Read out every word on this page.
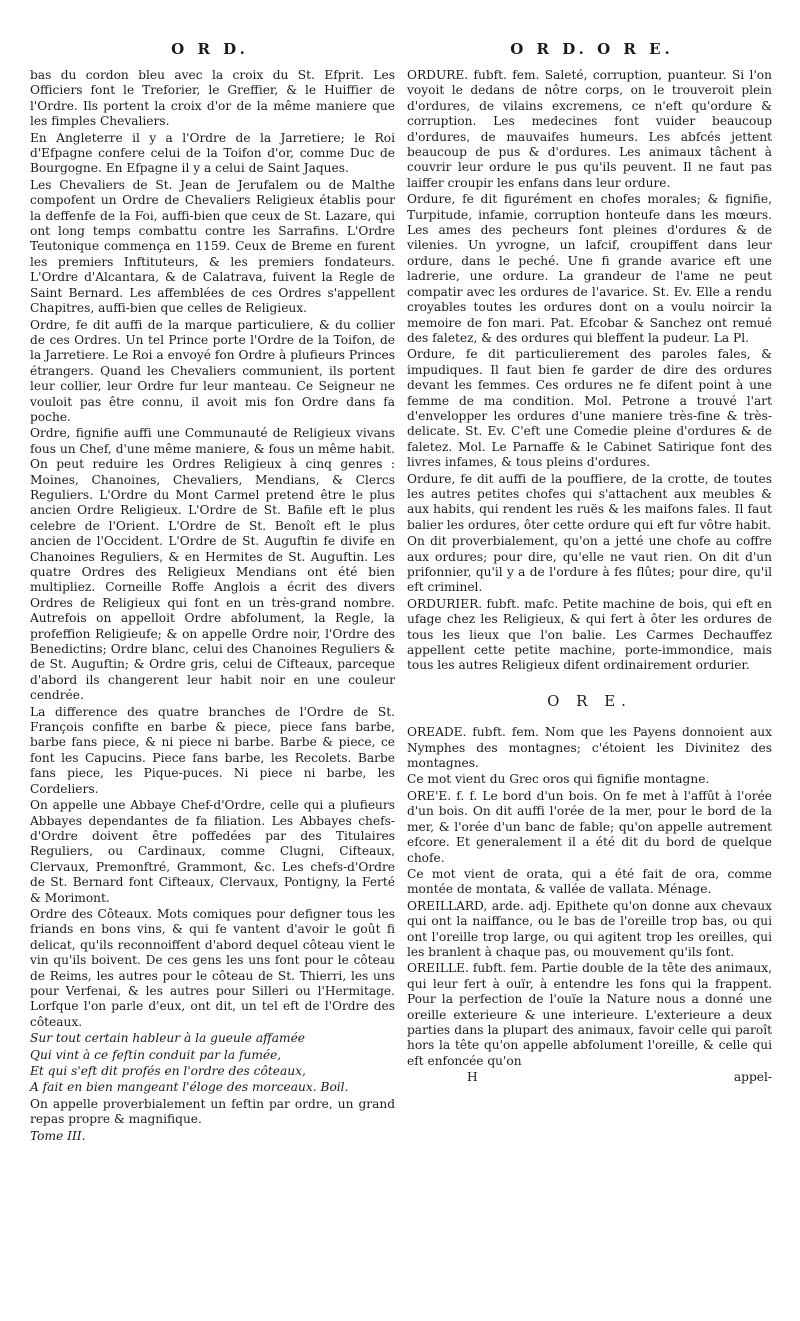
O R D.	O R D. O R E.

bas du cordon bleu avec la croix du St. Efprit. Les Officiers font le Treforier, le Greffier, & le Huiffier de l'Ordre. Ils portent la croix d'or de la même maniere que les fimples Chevaliers.

En Angleterre il y a l'Ordre de la Jarretiere; le Roi d'Efpagne confere celui de la Toifon d'or, comme Duc de Bourgogne. En Efpagne il y a celui de Saint Jaques.

Les Chevaliers de St. Jean de Jerufalem ou de Malthe compofent un Ordre de Chevaliers Religieux établis pour la deffenfe de la Foi, auffi-bien que ceux de St. Lazare, qui ont long temps combattu contre les Sarrafins. L'Ordre Teutonique commença en 1159. Ceux de Breme en furent les premiers Inftituteurs, & les premiers fondateurs. L'Ordre d'Alcantara, & de Calatrava, fuivent la Regle de Saint Bernard. Les affemblées de ces Ordres s'appellent Chapitres, auffi-bien que celles de Religieux.

Ordre, fe dit auffi de la marque particuliere, & du collier de ces Ordres. Un tel Prince porte l'Ordre de la Toifon, de la Jarretiere. Le Roi a envoyé fon Ordre à plufieurs Princes étrangers. Quand les Chevaliers communient, ils portent leur collier, leur Ordre fur leur manteau. Ce Seigneur ne vouloit pas être connu, il avoit mis fon Ordre dans fa poche.

Ordre, fignifie auffi une Communauté de Religieux vivans fous un Chef, d'une même maniere, & fous un même habit. On peut reduire les Ordres Religieux à cinq genres : Moines, Chanoines, Chevaliers, Mendians, & Clercs Reguliers. L'Ordre du Mont Carmel pretend être le plus ancien Ordre Religieux. L'Ordre de St. Bafile eft le plus celebre de l'Orient. L'Ordre de St. Benoît eft le plus ancien de l'Occident. L'Ordre de St. Auguftin fe divife en Chanoines Reguliers, & en Hermites de St. Auguftin. Les quatre Ordres des Religieux Mendians ont été bien multipliez. Corneille Roffe Anglois a écrit des divers Ordres de Religieux qui font en un très-grand nombre. Autrefois on appelloit Ordre abfolument, la Regle, la profeffion Religieufe; & on appelle Ordre noir, l'Ordre des Benedictins; Ordre blanc, celui des Chanoines Reguliers & de St. Auguftin; & Ordre gris, celui de Cifteaux, parceque d'abord ils changerent leur habit noir en une couleur cendrée.

La difference des quatre branches de l'Ordre de St. François confifte en barbe & piece, piece fans barbe, barbe fans piece, & ni piece ni barbe. Barbe & piece, ce font les Capucins. Piece fans barbe, les Recolets. Barbe fans piece, les Pique-puces. Ni piece ni barbe, les Cordeliers.

On appelle une Abbaye Chef-d'Ordre, celle qui a plufieurs Abbayes dependantes de fa filiation. Les Abbayes chefs-d'Ordre doivent être poffedées par des Titulaires Reguliers, ou Cardinaux, comme Clugni, Cifteaux, Clervaux, Premonftré, Grammont, &c. Les chefs-d'Ordre de St. Bernard font Cifteaux, Clervaux, Pontigny, la Ferté & Morimont.

Ordre des Côteaux. Mots comiques pour defigner tous les friands en bons vins, & qui fe vantent d'avoir le goût fi delicat, qu'ils reconnoiffent d'abord dequel côteau vient le vin qu'ils boivent. De ces gens les uns font pour le côteau de Reims, les autres pour le côteau de St. Thierri, les uns pour Verfenai, & les autres pour Silleri ou l'Hermitage. Lorfque l'on parle d'eux, ont dit, un tel eft de l'Ordre des côteaux.

Sur tout certain hableur à la gueule affamée

Qui vint à ce feftin conduit par la fumée,

Et qui s'eft dit profés en l'ordre des côteaux,

A fait en bien mangeant l'éloge des morceaux. Boil.

On appelle proverbialement un feftin par ordre, un grand repas propre & magnifique.

Tome III.

ORDURE. fubft. fem. Saleté, corruption, puanteur. Si l'on voyoit le dedans de nôtre corps, on le trouveroit plein d'ordures, de vilains excremens, ce n'eft qu'ordure & corruption. Les medecines font vuider beaucoup d'ordures, de mauvaifes humeurs. Les abfcés jettent beaucoup de pus & d'ordures. Les animaux tâchent à couvrir leur ordure le pus qu'ils peuvent. Il ne faut pas laiffer croupir les enfans dans leur ordure.

Ordure, fe dit figurément en chofes morales; & fignifie, Turpitude, infamie, corruption honteufe dans les mœurs. Les ames des pecheurs font pleines d'ordures & de vilenies. Un yvrogne, un lafcif, croupiffent dans leur ordure, dans le peché. Une fi grande avarice eft une ladrerie, une ordure. La grandeur de l'ame ne peut compatir avec les ordures de l'avarice. St. Ev. Elle a rendu croyables toutes les ordures dont on a voulu noircir la memoire de fon mari. Pat. Efcobar & Sanchez ont remué des faletez, & des ordures qui bleffent la pudeur. La Pl.

Ordure, fe dit particulierement des paroles fales, & impudiques. Il faut bien fe garder de dire des ordures devant les femmes. Ces ordures ne fe difent point à une femme de ma condition. Mol. Petrone a trouvé l'art d'envelopper les ordures d'une maniere très-fine & très-delicate. St. Ev. C'eft une Comedie pleine d'ordures & de faletez. Mol. Le Parnaffe & le Cabinet Satirique font des livres infames, & tous pleins d'ordures.

Ordure, fe dit auffi de la pouffiere, de la crotte, de toutes les autres petites chofes qui s'attachent aux meubles & aux habits, qui rendent les ruës & les maifons fales. Il faut balier les ordures, ôter cette ordure qui eft fur vôtre habit.

On dit proverbialement, qu'on a jetté une chofe au coffre aux ordures; pour dire, qu'elle ne vaut rien. On dit d'un prifonnier, qu'il y a de l'ordure à fes flûtes; pour dire, qu'il eft criminel.

ORDURIER. fubft. mafc. Petite machine de bois, qui eft en ufage chez les Religieux, & qui fert à ôter les ordures de tous les lieux que l'on balie. Les Carmes Dechauffez appellent cette petite machine, porte-immondice, mais tous les autres Religieux difent ordinairement ordurier.

O R E.

OREADE. fubft. fem. Nom que les Payens donnoient aux Nymphes des montagnes; c'étoient les Divinitez des montagnes.

Ce mot vient du Grec oros qui fignifie montagne.

ORE'E. f. f. Le bord d'un bois. On fe met à l'affût à l'orée d'un bois. On dit auffi l'orée de la mer, pour le bord de la mer, & l'orée d'un banc de fable; qu'on appelle autrement efcore. Et generalement il a été dit du bord de quelque chofe.

Ce mot vient de orata, qui a été fait de ora, comme montée de montata, & vallée de vallata. Ménage.

OREILLARD, arde. adj. Epithete qu'on donne aux chevaux qui ont la naiffance, ou le bas de l'oreille trop bas, ou qui ont l'oreille trop large, ou qui agitent trop les oreilles, qui les branlent à chaque pas, ou mouvement qu'ils font.

OREILLE. fubft. fem. Partie double de la tête des animaux, qui leur fert à ouïr, à entendre les fons qui la frappent. Pour la perfection de l'ouïe la Nature nous a donné une oreille exterieure & une interieure. L'exterieure a deux parties dans la plupart des animaux, favoir celle qui paroît hors la tête qu'on appelle abfolument l'oreille, & celle qui eft enfoncée qu'on

H	appel-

**TASK DIRECTIONS:** None of the pictures should appear; repeat the records exactly otherwise.

**ANSWER TO THE TASK:**
Read out every word on this page.
O R D.	O R D. O R E.

bas du cordon bleu avec la croix du St. Efprit. Les Officiers font le Treforier, le Greffier, & le Huiffier de l'Ordre. Ils portent la croix d'or de la même maniere que les fimples Chevaliers.

En Angleterre il y a l'Ordre de la Jarretiere; le Roi d'Efpagne confere celui de la Toifon d'or, comme Duc de Bourgogne. En Efpagne il y a celui de Saint Jaques.

Les Chevaliers de St. Jean de Jerufalem ou de Malthe compofent un Ordre de Chevaliers Religieux établis pour la deffenfe de la Foi, auffi-bien que ceux de St. Lazare, qui ont long temps combattu contre les Sarrafins. L'Ordre Teutonique commença en 1159. Ceux de Breme en furent les premiers Inftituteurs, & les premiers fondateurs. L'Ordre d'Alcantara, & de Calatrava, fuivent la Regle de Saint Bernard. Les affemblées de ces Ordres s'appellent Chapitres, auffi-bien que celles de Religieux.

Ordre, fe dit auffi de la marque particuliere, & du collier de ces Ordres. Un tel Prince porte l'Ordre de la Toifon, de la Jarretiere. Le Roi a envoyé fon Ordre à plufieurs Princes étrangers. Quand les Chevaliers communient, ils portent leur collier, leur Ordre fur leur manteau. Ce Seigneur ne vouloit pas être connu, il avoit mis fon Ordre dans fa poche.

Ordre, fignifie auffi une Communauté de Religieux vivans fous un Chef, d'une même maniere, & fous un même habit. On peut reduire les Ordres Religieux à cinq genres : Moines, Chanoines, Chevaliers, Mendians, & Clercs Reguliers. L'Ordre du Mont Carmel pretend être le plus ancien Ordre Religieux. L'Ordre de St. Bafile eft le plus celebre de l'Orient. L'Ordre de St. Benoît eft le plus ancien de l'Occident. L'Ordre de St. Auguftin fe divife en Chanoines Reguliers, & en Hermites de St. Auguftin. Les quatre Ordres des Religieux Mendians ont été bien multipliez. Corneille Roffe Anglois a écrit des divers Ordres de Religieux qui font en un très-grand nombre. Autrefois on appelloit Ordre abfolument, la Regle, la profeffion Religieufe; & on appelle Ordre noir, l'Ordre des Benedictins; Ordre blanc, celui des Chanoines Reguliers & de St. Auguftin; & Ordre gris, celui de Cifteaux, parceque d'abord ils changerent leur habit noir en une couleur cendrée.

La difference des quatre branches de l'Ordre de St. François confifte en barbe & piece, piece fans barbe, barbe fans piece, & ni piece ni barbe. Barbe & piece, ce font les Capucins. Piece fans barbe, les Recolets. Barbe fans piece, les Pique-puces. Ni piece ni barbe, les Cordeliers.

On appelle une Abbaye Chef-d'Ordre, celle qui a plufieurs Abbayes dependantes de fa filiation. Les Abbayes chefs-d'Ordre doivent être poffedées par des Titulaires Reguliers, ou Cardinaux, comme Clugni, Cifteaux, Clervaux, Premonftré, Grammont, &c. Les chefs-d'Ordre de St. Bernard font Cifteaux, Clervaux, Pontigny, la Ferté & Morimont.

Ordre des Côteaux. Mots comiques pour defigner tous les friands en bons vins, & qui fe vantent d'avoir le goût fi delicat, qu'ils reconnoiffent d'abord dequel côteau vient le vin qu'ils boivent. De ces gens les uns font pour le côteau de Reims, les autres pour le côteau de St. Thierri, les uns pour Verfenai, & les autres pour Silleri ou l'Hermitage. Lorfque l'on parle d'eux, ont dit, un tel eft de l'Ordre des côteaux.

Sur tout certain hableur à la gueule affamée

Qui vint à ce feftin conduit par la fumée,

Et qui s'eft dit profés en l'ordre des côteaux,

A fait en bien mangeant l'éloge des morceaux. Boil.

On appelle proverbialement un feftin par ordre, un grand repas propre & magnifique.

Tome III.

ORDURE. fubft. fem. Saleté, corruption, puanteur. Si l'on voyoit le dedans de nôtre corps, on le trouveroit plein d'ordures, de vilains excremens, ce n'eft qu'ordure & corruption. Les medecines font vuider beaucoup d'ordures, de mauvaifes humeurs. Les abfcés jettent beaucoup de pus & d'ordures. Les animaux tâchent à couvrir leur ordure le pus qu'ils peuvent. Il ne faut pas laiffer croupir les enfans dans leur ordure.

Ordure, fe dit figurément en chofes morales; & fignifie, Turpitude, infamie, corruption honteufe dans les mœurs. Les ames des pecheurs font pleines d'ordures & de vilenies. Un yvrogne, un lafcif, croupiffent dans leur ordure, dans le peché. Une fi grande avarice eft une ladrerie, une ordure. La grandeur de l'ame ne peut compatir avec les ordures de l'avarice. St. Ev. Elle a rendu croyables toutes les ordures dont on a voulu noircir la memoire de fon mari. Pat. Efcobar & Sanchez ont remué des faletez, & des ordures qui bleffent la pudeur. La Pl.

Ordure, fe dit particulierement des paroles fales, & impudiques. Il faut bien fe garder de dire des ordures devant les femmes. Ces ordures ne fe difent point à une femme de ma condition. Mol. Petrone a trouvé l'art d'envelopper les ordures d'une maniere très-fine & très-delicate. St. Ev. C'eft une Comedie pleine d'ordures & de faletez. Mol. Le Parnaffe & le Cabinet Satirique font des livres infames, & tous pleins d'ordures.

Ordure, fe dit auffi de la pouffiere, de la crotte, de toutes les autres petites chofes qui s'attachent aux meubles & aux habits, qui rendent les ruës & les maifons fales. Il faut balier les ordures, ôter cette ordure qui eft fur vôtre habit.

On dit proverbialement, qu'on a jetté une chofe au coffre aux ordures; pour dire, qu'elle ne vaut rien. On dit d'un prifonnier, qu'il y a de l'ordure à fes flûtes; pour dire, qu'il eft criminel.

ORDURIER. fubft. mafc. Petite machine de bois, qui eft en ufage chez les Religieux, & qui fert à ôter les ordures de tous les lieux que l'on balie. Les Carmes Dechauffez appellent cette petite machine, porte-immondice, mais tous les autres Religieux difent ordinairement ordurier.

O R E.

OREADE. fubft. fem. Nom que les Payens donnoient aux Nymphes des montagnes; c'étoient les Divinitez des montagnes.

Ce mot vient du Grec oros qui fignifie montagne.

ORE'E. f. f. Le bord d'un bois. On fe met à l'affût à l'orée d'un bois. On dit auffi l'orée de la mer, pour le bord de la mer, & l'orée d'un banc de fable; qu'on appelle autrement efcore. Et generalement il a été dit du bord de quelque chofe.

Ce mot vient de orata, qui a été fait de ora, comme montée de montata, & vallée de vallata. Ménage.

OREILLARD, arde. adj. Epithete qu'on donne aux chevaux qui ont la naiffance, ou le bas de l'oreille trop bas, ou qui ont l'oreille trop large, ou qui agitent trop les oreilles, qui les branlent à chaque pas, ou mouvement qu'ils font.

OREILLE. fubft. fem. Partie double de la tête des animaux, qui leur fert à ouïr, à entendre les fons qui la frappent. Pour la perfection de l'ouïe la Nature nous a donné une oreille exterieure & une interieure. L'exterieure a deux parties dans la plupart des animaux, favoir celle qui paroît hors la tête qu'on appelle abfolument l'oreille, & celle qui eft enfoncée qu'on

H	appel-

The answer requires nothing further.